### Aim of the exercise
Write out every line of the records from the one containing "[768, 99, 837, 114]" down to the one containing "nav-item-policia[interactable]: POLÍCIA: [699, 313, 757, 329]", both included, and nothing else.

### Provided material
[start]

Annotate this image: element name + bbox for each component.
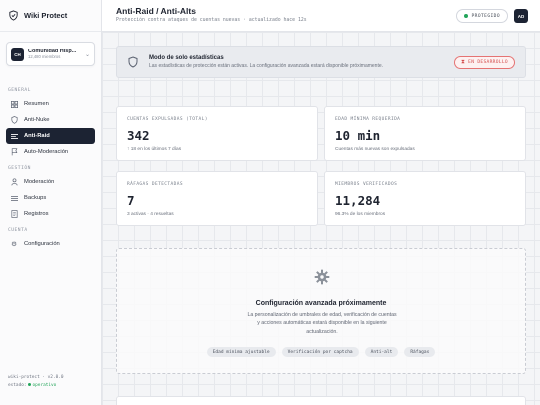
status-badge: PROTEGIDO — [455, 9, 508, 23]
dev-badge-label: EN DESARROLLO — [468, 60, 508, 65]
shield-icon — [10, 116, 18, 124]
coming-soon-panel: Configuración avanzada próximamente La p… — [116, 248, 526, 374]
stat-hint: ↑ 18 en los últimos 7 días — [127, 147, 182, 152]
shield-icon — [128, 56, 138, 68]
grid-icon — [10, 100, 18, 108]
status-value: operativo — [32, 382, 57, 388]
stat-card-bursts: RÁFAGAS DETECTADAS 7 3 activas · 4 resue… — [116, 171, 318, 226]
main-content: Anti-Raid / Anti-Alts Protección contra … — [102, 0, 540, 405]
sidebar-item-anti-nuke[interactable]: Anti-Nuke — [6, 112, 95, 128]
sidebar-item-registros[interactable]: Registros — [6, 206, 95, 222]
section-label-cuenta: CUENTA — [8, 228, 28, 233]
sidebar-item-label: Configuración — [24, 241, 60, 247]
gear-icon — [314, 269, 330, 285]
sidebar-item-label: Anti-Nuke — [24, 117, 50, 123]
feature-chip: Ráfagas — [404, 347, 436, 357]
status-label: estado: — [8, 382, 27, 388]
stat-hint: 96.3% de los miembros — [335, 212, 386, 217]
stat-hint: Cuentas más nuevas son expulsadas — [335, 147, 415, 152]
coming-soon-title: Configuración avanzada próximamente — [255, 300, 387, 307]
chevron-down-icon: ⌄ — [84, 51, 90, 58]
stat-label: RÁFAGAS DETECTADAS — [127, 182, 183, 187]
sidebar-item-label: Moderación — [24, 179, 55, 185]
stat-value: 11,284 — [335, 193, 381, 208]
section-label-general: GENERAL — [8, 88, 31, 93]
flag-icon — [10, 148, 18, 156]
stat-label: MIEMBROS VERIFICADOS — [335, 182, 398, 187]
stat-value: 7 — [127, 193, 135, 208]
stack-icon — [10, 194, 18, 202]
sidebar-item-resumen[interactable]: Resumen — [6, 96, 95, 112]
feature-chip: Verificación por captcha — [281, 347, 359, 357]
version-text: wiki-protect · v2.0.0 — [8, 375, 64, 381]
status-dot-icon — [27, 382, 31, 386]
feature-chips: Edad mínima ajustable Verificación por c… — [117, 347, 525, 357]
sidebar-item-label: Registros — [24, 211, 49, 217]
feature-chip: Edad mínima ajustable — [206, 347, 276, 357]
app-name: Wiki Protect — [24, 11, 68, 20]
sidebar: Wiki Protect CH Comunidad Hisp... 12,480… — [0, 0, 102, 405]
sidebar-item-label: Anti-Raid — [24, 133, 50, 139]
hourglass-icon: ⧗ — [460, 59, 466, 65]
sidebar-item-auto-moderacion[interactable]: Auto-Moderación — [6, 144, 95, 160]
stat-card-verified: MIEMBROS VERIFICADOS 11,284 96.3% de los… — [324, 171, 526, 226]
sidebar-item-label: Auto-Moderación — [24, 149, 69, 155]
gear-icon: ⚙ — [11, 241, 17, 248]
stat-label: EDAD MÍNIMA REQUERIDA — [335, 117, 401, 122]
server-avatar: CH — [11, 47, 24, 61]
stat-card-min-age: EDAD MÍNIMA REQUERIDA 10 min Cuentas más… — [324, 106, 526, 161]
user-avatar[interactable]: AD — [514, 9, 528, 23]
sidebar-footer: wiki-protect · v2.0.0 estado: operativo — [8, 374, 64, 389]
notice-banner: Modo de solo estadísticas Las estadístic… — [116, 46, 526, 78]
status-dot-icon — [463, 14, 468, 18]
status-line: estado: operativo — [8, 382, 64, 389]
page-subtitle: Protección contra ataques de cuentas nue… — [116, 18, 307, 23]
bottom-card — [116, 396, 526, 405]
section-label-gestion: GESTIÓN — [8, 166, 31, 171]
stat-label: CUENTAS EXPULSADAS (TOTAL) — [127, 117, 208, 122]
server-selector[interactable]: CH Comunidad Hisp... 12,480 miembros ⌄ — [6, 42, 95, 66]
user-icon — [10, 178, 18, 186]
sidebar-item-configuracion[interactable]: ⚙ Configuración — [6, 236, 95, 252]
stat-card-kicked: CUENTAS EXPULSADAS (TOTAL) 342 ↑ 18 en l… — [116, 106, 318, 161]
stat-value: 10 min — [335, 128, 381, 143]
list-icon — [10, 132, 18, 140]
shield-logo-icon — [9, 10, 18, 21]
stat-value: 342 — [127, 128, 150, 143]
server-member-count: 12,480 miembros — [28, 53, 61, 59]
feature-chip: Anti-alt — [364, 347, 399, 357]
notice-text: Las estadísticas de protección están act… — [149, 63, 384, 69]
sidebar-item-anti-raid[interactable]: Anti-Raid — [6, 128, 95, 144]
page-header: Anti-Raid / Anti-Alts Protección contra … — [102, 0, 540, 32]
sidebar-item-backups[interactable]: Backups — [6, 190, 95, 206]
sidebar-item-label: Backups — [24, 195, 47, 201]
notice-title: Modo de solo estadísticas — [149, 55, 224, 61]
dev-badge: ⧗ EN DESARROLLO — [453, 56, 515, 69]
stat-hint: 3 activas · 4 resueltas — [127, 212, 174, 217]
brand[interactable]: Wiki Protect — [0, 0, 101, 32]
status-badge-label: PROTEGIDO — [471, 13, 500, 19]
coming-soon-text: La personalización de umbrales de edad, … — [247, 312, 397, 335]
sidebar-item-label: Resumen — [24, 101, 49, 107]
sidebar-item-moderacion[interactable]: Moderación — [6, 174, 95, 190]
file-icon — [10, 210, 18, 218]
page-title: Anti-Raid / Anti-Alts — [116, 6, 196, 16]
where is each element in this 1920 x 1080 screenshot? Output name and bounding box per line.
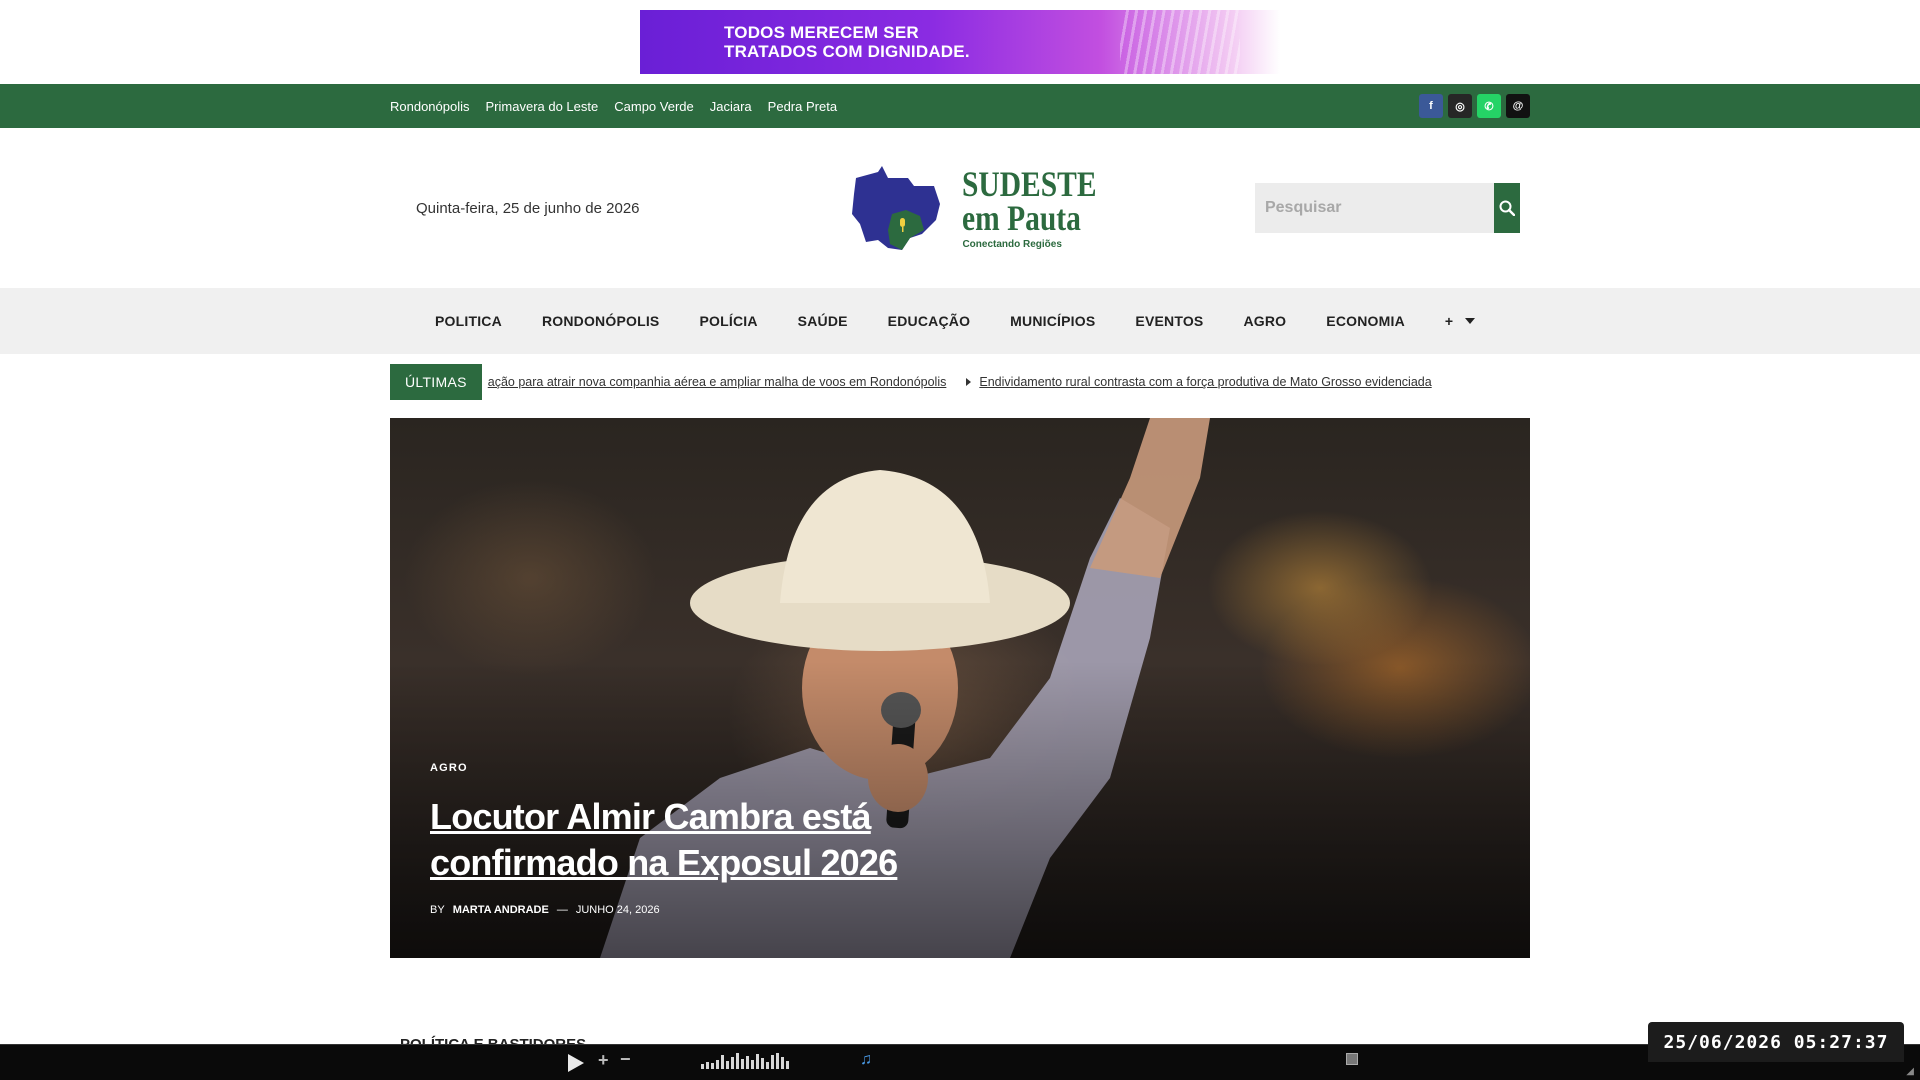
city-link-pedra-preta[interactable]: Pedra Preta: [768, 99, 837, 114]
equalizer-icon: [701, 1053, 789, 1069]
hero-category[interactable]: AGRO: [430, 762, 950, 774]
nav-more-label: +: [1444, 313, 1454, 329]
ticker-track: ação para atrair nova companhia aérea e …: [482, 364, 1530, 400]
nav-item-policia[interactable]: POLÍCIA: [699, 313, 757, 329]
popup-icon[interactable]: [1346, 1053, 1358, 1065]
clock-overlay: 25/06/2026 05:27:37: [1648, 1022, 1904, 1062]
nav-item-saude[interactable]: SAÚDE: [798, 313, 848, 329]
search-form: [1254, 183, 1520, 233]
city-links: Rondonópolis Primavera do Leste Campo Ve…: [390, 99, 837, 114]
audio-player-bar: + − ♫ ◢: [0, 1044, 1920, 1080]
current-date: Quinta-feira, 25 de junho de 2026: [416, 199, 640, 217]
volume-up-icon[interactable]: +: [598, 1050, 609, 1071]
search-button[interactable]: [1493, 183, 1520, 233]
city-link-primavera-do-leste[interactable]: Primavera do Leste: [486, 99, 599, 114]
nav-item-economia[interactable]: ECONOMIA: [1326, 313, 1405, 329]
category-nav: POLITICA RONDONÓPOLIS POLÍCIA SAÚDE EDUC…: [0, 288, 1920, 354]
hero-meta: BY MARTA ANDRADE — JUNHO 24, 2026: [430, 904, 950, 916]
resize-handle-icon[interactable]: ◢: [1906, 1066, 1914, 1077]
city-bar: Rondonópolis Primavera do Leste Campo Ve…: [0, 84, 1920, 128]
hero-date: JUNHO 24, 2026: [575, 904, 660, 916]
nav-item-eventos[interactable]: EVENTOS: [1135, 313, 1203, 329]
ticker-item-text: ação para atrair nova companhia aérea e …: [487, 375, 947, 389]
search-icon: [1499, 200, 1515, 216]
news-ticker: ÚLTIMAS ação para atrair nova companhia …: [390, 364, 1530, 400]
ad-line-1: TODOS MERECEM SER: [724, 23, 919, 42]
ticker-item[interactable]: ação para atrair nova companhia aérea e …: [488, 375, 947, 389]
chevron-down-icon: [1465, 318, 1476, 324]
nav-item-politica[interactable]: POLITICA: [435, 313, 502, 329]
hero-caption: AGRO Locutor Almir Cambra está confirmad…: [430, 762, 950, 916]
social-links: f ◎ ✆ @: [1419, 94, 1530, 118]
search-input[interactable]: [1254, 183, 1494, 233]
top-ad-area: TODOS MERECEM SER TRATADOS COM DIGNIDADE…: [0, 0, 1920, 84]
featured-story[interactable]: AGRO Locutor Almir Cambra está confirmad…: [390, 418, 1530, 958]
ad-line-2: TRATADOS COM DIGNIDADE.: [724, 42, 970, 61]
logo-tagline: Conectando Regiões: [962, 238, 1062, 250]
ticker-item-text: Endividamento rural contrasta com a forç…: [979, 375, 1432, 389]
ticker-item[interactable]: Endividamento rural contrasta com a forç…: [966, 375, 1432, 389]
nav-item-municipios[interactable]: MUNICÍPIOS: [1010, 313, 1095, 329]
whatsapp-icon[interactable]: ✆: [1477, 94, 1501, 118]
site-logo[interactable]: SUDESTE em Pauta Conectando Regiões: [848, 164, 1126, 252]
city-link-campo-verde[interactable]: Campo Verde: [614, 99, 694, 114]
nav-item-agro[interactable]: AGRO: [1243, 313, 1286, 329]
site-header: Quinta-feira, 25 de junho de 2026 SUDEST…: [0, 128, 1920, 288]
logo-line-2: em Pauta: [962, 197, 1082, 238]
music-note-icon: ♫: [860, 1051, 872, 1068]
map-logo-icon: [852, 166, 941, 250]
city-link-jaciara[interactable]: Jaciara: [710, 99, 752, 114]
facebook-icon[interactable]: f: [1419, 94, 1443, 118]
instagram-icon[interactable]: ◎: [1448, 94, 1472, 118]
hero-by-label: BY: [430, 904, 445, 916]
triangle-right-icon: [966, 378, 972, 386]
ad-text: TODOS MERECEM SER TRATADOS COM DIGNIDADE…: [724, 23, 970, 61]
threads-icon[interactable]: @: [1506, 94, 1530, 118]
logo-wordmark: SUDESTE em Pauta Conectando Regiões: [962, 163, 1126, 250]
play-icon[interactable]: [568, 1054, 584, 1072]
nav-item-rondonopolis[interactable]: RONDONÓPOLIS: [542, 313, 660, 329]
hero-author[interactable]: MARTA ANDRADE: [453, 904, 549, 916]
logo-line-1: SUDESTE: [962, 163, 1097, 204]
hero-separator: —: [556, 904, 568, 916]
city-link-rondonopolis[interactable]: Rondonópolis: [390, 99, 470, 114]
volume-down-icon[interactable]: −: [620, 1049, 631, 1070]
hero-title[interactable]: Locutor Almir Cambra está confirmado na …: [430, 794, 950, 886]
ticker-label: ÚLTIMAS: [390, 364, 482, 400]
ad-banner[interactable]: TODOS MERECEM SER TRATADOS COM DIGNIDADE…: [640, 10, 1280, 74]
nav-item-educacao[interactable]: EDUCAÇÃO: [888, 313, 971, 329]
nav-more-menu[interactable]: +: [1444, 313, 1476, 329]
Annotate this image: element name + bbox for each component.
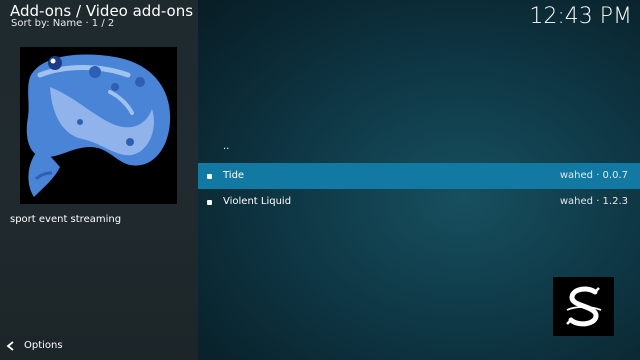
- sort-info: Sort by: Name · 1 / 2: [11, 18, 115, 29]
- clock: 12:43 PM: [529, 4, 632, 29]
- parent-folder-item[interactable]: ..: [198, 137, 640, 163]
- options-arrow-icon: [6, 340, 14, 351]
- list-item-label: Violent Liquid: [223, 196, 292, 207]
- bullet-icon: [207, 174, 212, 179]
- fish-icon: [26, 54, 171, 197]
- list-item-label: Tide: [223, 170, 245, 181]
- list-item-violent-liquid[interactable]: Violent Liquid wahed · 1.2.3: [198, 189, 640, 215]
- list-item-meta: wahed · 1.2.3: [559, 196, 628, 207]
- s-logo-icon: [565, 286, 601, 326]
- list-item-tide[interactable]: Tide wahed · 0.0.7: [198, 163, 640, 189]
- addon-logo: [553, 277, 614, 336]
- list-item-meta: wahed · 0.0.7: [559, 170, 628, 181]
- options-button[interactable]: Options: [6, 340, 63, 351]
- addon-description: sport event streaming: [10, 214, 122, 225]
- parent-folder-label: ..: [223, 141, 230, 152]
- addon-thumbnail: [20, 47, 177, 204]
- addon-list: .. Tide wahed · 0.0.7 Violent Liquid wah…: [198, 137, 640, 215]
- options-label: Options: [24, 340, 63, 351]
- bullet-icon: [207, 200, 212, 205]
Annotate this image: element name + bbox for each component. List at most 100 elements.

[end]

### Result
city-link-pedra-preta[interactable]: Pedra Preta: [768, 99, 837, 114]
equalizer-icon: [701, 1053, 789, 1069]
hero-category[interactable]: AGRO: [430, 762, 950, 774]
nav-more-label: +: [1444, 313, 1454, 329]
ticker-track: ação para atrair nova companhia aérea e …: [482, 364, 1530, 400]
nav-item-policia[interactable]: POLÍCIA: [699, 313, 757, 329]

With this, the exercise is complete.